Where a line of the material contains the string "vertical", copy that line.

Start of Records provided

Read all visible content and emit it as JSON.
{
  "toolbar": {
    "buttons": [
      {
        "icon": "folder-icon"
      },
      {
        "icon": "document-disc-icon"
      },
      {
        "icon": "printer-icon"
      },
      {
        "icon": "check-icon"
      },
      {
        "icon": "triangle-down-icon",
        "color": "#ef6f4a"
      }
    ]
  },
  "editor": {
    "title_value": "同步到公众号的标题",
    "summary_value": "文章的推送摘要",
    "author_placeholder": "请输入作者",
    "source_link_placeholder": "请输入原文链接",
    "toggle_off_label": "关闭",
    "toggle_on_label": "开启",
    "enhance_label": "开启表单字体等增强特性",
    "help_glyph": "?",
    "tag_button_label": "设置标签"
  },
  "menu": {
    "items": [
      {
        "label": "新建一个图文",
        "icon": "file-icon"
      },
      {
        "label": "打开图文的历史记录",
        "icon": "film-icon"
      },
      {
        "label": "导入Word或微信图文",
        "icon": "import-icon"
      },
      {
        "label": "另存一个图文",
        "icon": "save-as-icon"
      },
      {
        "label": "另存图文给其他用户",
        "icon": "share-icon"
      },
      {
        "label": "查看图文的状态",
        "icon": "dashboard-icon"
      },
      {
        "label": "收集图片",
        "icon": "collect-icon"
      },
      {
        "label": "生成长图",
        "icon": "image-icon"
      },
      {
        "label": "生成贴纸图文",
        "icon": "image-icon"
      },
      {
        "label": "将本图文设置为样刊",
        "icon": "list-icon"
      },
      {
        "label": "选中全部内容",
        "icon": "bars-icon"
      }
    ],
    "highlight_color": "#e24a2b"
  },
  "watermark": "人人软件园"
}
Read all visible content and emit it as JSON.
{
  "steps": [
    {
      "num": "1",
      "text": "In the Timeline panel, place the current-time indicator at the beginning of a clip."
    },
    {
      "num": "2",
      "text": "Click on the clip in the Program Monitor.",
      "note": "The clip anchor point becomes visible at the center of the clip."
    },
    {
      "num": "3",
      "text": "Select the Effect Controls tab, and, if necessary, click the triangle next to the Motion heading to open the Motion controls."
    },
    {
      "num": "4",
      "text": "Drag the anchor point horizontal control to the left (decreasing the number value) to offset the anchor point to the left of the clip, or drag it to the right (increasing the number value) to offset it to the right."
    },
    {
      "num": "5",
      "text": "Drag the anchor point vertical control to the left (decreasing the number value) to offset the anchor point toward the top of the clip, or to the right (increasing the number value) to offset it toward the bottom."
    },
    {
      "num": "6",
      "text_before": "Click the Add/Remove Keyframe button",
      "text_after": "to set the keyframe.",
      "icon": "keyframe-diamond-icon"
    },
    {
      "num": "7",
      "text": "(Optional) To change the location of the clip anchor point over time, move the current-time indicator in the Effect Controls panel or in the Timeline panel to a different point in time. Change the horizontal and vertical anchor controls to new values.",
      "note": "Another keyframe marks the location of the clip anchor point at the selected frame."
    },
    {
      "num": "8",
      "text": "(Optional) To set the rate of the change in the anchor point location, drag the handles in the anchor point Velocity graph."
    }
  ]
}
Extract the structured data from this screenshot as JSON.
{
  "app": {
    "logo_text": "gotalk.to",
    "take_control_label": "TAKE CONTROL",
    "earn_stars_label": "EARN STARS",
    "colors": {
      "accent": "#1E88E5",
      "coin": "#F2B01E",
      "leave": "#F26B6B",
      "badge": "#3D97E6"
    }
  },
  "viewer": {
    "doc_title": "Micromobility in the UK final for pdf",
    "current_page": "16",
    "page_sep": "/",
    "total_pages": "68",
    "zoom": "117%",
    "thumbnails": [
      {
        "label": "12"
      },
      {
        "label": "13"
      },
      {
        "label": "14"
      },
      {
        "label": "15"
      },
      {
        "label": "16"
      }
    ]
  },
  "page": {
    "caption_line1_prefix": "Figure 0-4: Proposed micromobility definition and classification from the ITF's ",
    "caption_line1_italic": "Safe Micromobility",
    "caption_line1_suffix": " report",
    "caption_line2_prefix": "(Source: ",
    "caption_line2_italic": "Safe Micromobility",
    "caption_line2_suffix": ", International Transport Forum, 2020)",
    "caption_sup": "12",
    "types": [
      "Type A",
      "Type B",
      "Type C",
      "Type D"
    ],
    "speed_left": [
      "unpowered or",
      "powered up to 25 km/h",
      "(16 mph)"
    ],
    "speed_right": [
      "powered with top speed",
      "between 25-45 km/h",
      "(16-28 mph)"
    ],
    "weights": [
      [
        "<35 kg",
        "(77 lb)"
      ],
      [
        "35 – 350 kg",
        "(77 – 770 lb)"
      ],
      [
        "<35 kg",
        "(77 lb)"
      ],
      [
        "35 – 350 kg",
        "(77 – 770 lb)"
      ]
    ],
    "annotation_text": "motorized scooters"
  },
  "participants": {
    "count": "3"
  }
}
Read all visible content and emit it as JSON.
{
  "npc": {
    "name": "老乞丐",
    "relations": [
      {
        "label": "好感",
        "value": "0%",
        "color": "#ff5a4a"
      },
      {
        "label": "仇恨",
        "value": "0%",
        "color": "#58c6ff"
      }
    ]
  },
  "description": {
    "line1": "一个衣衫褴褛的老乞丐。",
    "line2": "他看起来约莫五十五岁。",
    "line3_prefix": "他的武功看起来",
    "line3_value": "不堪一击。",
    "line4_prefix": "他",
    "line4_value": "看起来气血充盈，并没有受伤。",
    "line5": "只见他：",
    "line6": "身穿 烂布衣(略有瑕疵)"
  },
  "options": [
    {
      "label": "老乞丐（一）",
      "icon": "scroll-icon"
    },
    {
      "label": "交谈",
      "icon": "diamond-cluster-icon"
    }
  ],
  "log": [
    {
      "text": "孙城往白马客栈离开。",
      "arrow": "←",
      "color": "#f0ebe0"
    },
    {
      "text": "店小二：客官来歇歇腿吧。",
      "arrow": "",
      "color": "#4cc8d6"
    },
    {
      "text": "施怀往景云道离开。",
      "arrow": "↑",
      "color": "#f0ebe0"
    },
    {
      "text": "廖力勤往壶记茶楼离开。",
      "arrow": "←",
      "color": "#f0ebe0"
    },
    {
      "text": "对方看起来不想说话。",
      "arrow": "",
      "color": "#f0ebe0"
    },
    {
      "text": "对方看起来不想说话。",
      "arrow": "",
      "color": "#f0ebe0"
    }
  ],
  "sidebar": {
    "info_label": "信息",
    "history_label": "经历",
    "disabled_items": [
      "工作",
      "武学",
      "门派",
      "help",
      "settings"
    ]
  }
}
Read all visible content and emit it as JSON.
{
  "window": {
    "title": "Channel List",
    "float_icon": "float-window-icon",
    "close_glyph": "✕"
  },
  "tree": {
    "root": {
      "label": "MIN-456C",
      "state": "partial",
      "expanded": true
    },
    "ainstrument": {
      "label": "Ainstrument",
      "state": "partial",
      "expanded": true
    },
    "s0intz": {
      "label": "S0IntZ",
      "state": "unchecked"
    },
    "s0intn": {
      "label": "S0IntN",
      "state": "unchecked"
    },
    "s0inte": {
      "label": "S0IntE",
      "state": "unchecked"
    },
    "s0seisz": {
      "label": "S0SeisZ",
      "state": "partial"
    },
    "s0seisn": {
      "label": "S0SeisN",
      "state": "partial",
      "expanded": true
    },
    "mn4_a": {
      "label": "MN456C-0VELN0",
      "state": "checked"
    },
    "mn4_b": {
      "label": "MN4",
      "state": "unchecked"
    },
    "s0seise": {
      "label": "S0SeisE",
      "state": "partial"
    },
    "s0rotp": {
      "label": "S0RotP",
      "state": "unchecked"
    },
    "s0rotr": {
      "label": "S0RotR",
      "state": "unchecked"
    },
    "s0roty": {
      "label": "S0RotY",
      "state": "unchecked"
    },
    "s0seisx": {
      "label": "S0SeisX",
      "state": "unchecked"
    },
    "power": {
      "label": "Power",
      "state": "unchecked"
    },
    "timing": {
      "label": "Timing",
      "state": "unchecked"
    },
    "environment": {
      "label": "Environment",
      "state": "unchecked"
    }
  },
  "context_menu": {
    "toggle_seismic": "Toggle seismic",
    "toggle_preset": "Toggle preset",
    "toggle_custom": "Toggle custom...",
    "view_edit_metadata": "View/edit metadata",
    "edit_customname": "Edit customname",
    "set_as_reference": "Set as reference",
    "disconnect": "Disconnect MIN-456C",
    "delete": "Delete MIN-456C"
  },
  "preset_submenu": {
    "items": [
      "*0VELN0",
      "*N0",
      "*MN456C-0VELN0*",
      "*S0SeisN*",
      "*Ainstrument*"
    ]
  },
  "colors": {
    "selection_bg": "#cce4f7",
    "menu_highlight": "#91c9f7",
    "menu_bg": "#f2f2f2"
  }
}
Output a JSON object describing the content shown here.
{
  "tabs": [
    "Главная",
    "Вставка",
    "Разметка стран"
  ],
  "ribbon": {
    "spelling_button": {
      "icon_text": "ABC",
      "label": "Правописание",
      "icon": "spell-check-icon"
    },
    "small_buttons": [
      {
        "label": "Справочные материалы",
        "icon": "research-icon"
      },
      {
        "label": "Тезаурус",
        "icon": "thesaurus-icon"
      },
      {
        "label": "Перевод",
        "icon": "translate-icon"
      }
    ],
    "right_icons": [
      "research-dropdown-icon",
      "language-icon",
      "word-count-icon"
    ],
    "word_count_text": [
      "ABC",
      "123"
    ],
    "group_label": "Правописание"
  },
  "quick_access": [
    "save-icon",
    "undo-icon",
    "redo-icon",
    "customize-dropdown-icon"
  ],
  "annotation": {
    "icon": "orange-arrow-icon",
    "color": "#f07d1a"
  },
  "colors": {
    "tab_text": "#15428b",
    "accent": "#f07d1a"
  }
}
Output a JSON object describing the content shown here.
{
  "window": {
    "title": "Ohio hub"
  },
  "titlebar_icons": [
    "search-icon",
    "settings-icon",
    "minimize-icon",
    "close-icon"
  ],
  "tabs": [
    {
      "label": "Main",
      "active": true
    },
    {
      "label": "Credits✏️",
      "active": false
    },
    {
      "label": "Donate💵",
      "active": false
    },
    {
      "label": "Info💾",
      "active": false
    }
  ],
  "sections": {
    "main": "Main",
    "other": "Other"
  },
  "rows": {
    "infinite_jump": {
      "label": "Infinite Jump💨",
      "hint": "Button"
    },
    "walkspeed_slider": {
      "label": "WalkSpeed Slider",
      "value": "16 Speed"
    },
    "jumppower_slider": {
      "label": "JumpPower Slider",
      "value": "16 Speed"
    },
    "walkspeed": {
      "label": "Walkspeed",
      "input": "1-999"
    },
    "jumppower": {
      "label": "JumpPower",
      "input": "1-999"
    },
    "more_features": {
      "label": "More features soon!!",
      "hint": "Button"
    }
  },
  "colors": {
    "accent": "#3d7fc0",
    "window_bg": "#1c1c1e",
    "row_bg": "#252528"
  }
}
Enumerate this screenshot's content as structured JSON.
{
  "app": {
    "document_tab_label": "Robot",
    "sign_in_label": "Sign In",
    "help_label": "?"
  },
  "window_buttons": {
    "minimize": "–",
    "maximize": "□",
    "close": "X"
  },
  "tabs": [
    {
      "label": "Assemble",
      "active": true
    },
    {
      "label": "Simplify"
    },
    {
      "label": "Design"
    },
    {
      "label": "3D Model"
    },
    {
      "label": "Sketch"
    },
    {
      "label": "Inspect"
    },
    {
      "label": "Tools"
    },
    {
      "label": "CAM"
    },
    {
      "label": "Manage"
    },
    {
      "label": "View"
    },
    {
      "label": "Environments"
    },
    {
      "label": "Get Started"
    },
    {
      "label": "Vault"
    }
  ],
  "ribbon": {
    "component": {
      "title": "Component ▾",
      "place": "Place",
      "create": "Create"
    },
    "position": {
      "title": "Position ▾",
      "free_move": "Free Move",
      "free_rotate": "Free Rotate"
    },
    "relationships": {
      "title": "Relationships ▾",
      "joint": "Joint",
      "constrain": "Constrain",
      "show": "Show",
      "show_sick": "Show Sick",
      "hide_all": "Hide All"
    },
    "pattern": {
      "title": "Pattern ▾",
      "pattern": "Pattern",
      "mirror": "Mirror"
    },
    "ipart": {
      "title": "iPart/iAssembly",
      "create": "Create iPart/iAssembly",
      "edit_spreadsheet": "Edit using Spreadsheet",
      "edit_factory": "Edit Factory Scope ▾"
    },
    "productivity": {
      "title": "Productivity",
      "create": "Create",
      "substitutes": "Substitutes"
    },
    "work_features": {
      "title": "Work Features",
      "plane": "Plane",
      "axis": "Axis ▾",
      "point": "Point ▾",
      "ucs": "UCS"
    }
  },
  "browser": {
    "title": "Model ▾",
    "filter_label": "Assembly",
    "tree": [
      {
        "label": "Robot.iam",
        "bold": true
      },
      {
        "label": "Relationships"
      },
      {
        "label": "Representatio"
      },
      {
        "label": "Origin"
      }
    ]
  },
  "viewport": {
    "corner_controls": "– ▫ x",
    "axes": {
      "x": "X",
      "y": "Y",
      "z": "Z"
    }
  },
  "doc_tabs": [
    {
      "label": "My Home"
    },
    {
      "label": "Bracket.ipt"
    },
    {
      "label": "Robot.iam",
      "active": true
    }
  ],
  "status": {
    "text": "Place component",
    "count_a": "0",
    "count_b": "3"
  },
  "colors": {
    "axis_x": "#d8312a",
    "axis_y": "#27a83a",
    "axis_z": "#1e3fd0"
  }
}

End of Records provided

■ **Final result**
      "text": "Drag the anchor point vertical control to the left (decreasing the number value) to offset the anchor point toward the top of the clip, or to the right (increasing the number value) to offset it toward the bottom."
      "text": "(Optional) To change the location of the clip anchor point over time, move the current-time indicator in the Effect Controls panel or in the Timeline panel to a different point in time. Change the horizontal and vertical anchor controls to new values.",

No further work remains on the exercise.